*Aim of the task*: Write out every entry exactly as given, but omit the pictures.

---+---

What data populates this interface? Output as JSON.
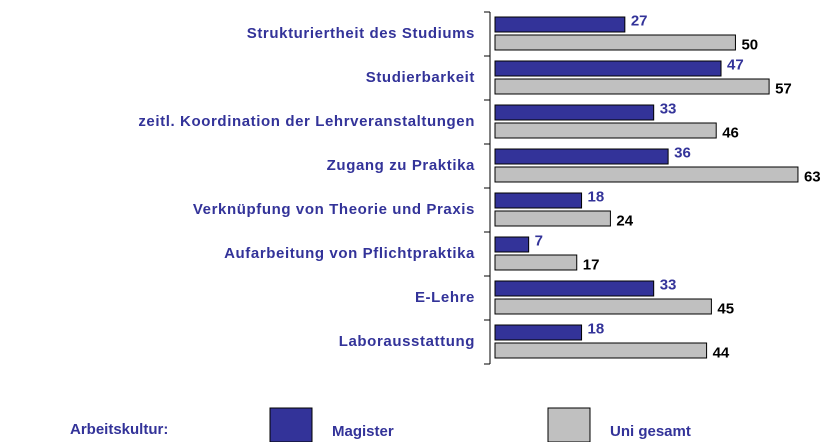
{
  "chart_data": {
    "type": "bar",
    "orientation": "horizontal",
    "categories": [
      "Strukturiertheit des Studiums",
      "Studierbarkeit",
      "zeitl. Koordination der Lehrveranstaltungen",
      "Zugang zu Praktika",
      "Verknüpfung von Theorie und Praxis",
      "Aufarbeitung von Pflichtpraktika",
      "E-Lehre",
      "Laborausstattung"
    ],
    "series": [
      {
        "name": "Magister",
        "color": "#333399",
        "values": [
          27,
          47,
          33,
          36,
          18,
          7,
          33,
          18
        ]
      },
      {
        "name": "Uni gesamt",
        "color": "#c0c0c0",
        "values": [
          50,
          57,
          46,
          63,
          24,
          17,
          45,
          44
        ]
      }
    ],
    "xlim": [
      0,
      68
    ],
    "legend_title": "Arbeitskultur:",
    "legend": "bottom"
  }
}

---+---

*Right answer*:
What data populates this interface? Output as JSON.
{
  "chart_data": {
    "type": "bar",
    "orientation": "horizontal",
    "categories": [
      "Strukturiertheit des Studiums",
      "Studierbarkeit",
      "zeitl. Koordination der Lehrveranstaltungen",
      "Zugang zu Praktika",
      "Verknüpfung von Theorie und Praxis",
      "Aufarbeitung von Pflichtpraktika",
      "E-Lehre",
      "Laborausstattung"
    ],
    "series": [
      {
        "name": "Magister",
        "color": "#333399",
        "values": [
          27,
          47,
          33,
          36,
          18,
          7,
          33,
          18
        ]
      },
      {
        "name": "Uni gesamt",
        "color": "#c0c0c0",
        "values": [
          50,
          57,
          46,
          63,
          24,
          17,
          45,
          44
        ]
      }
    ],
    "xlim": [
      0,
      68
    ],
    "legend_title": "Arbeitskultur:",
    "legend": "bottom"
  }
}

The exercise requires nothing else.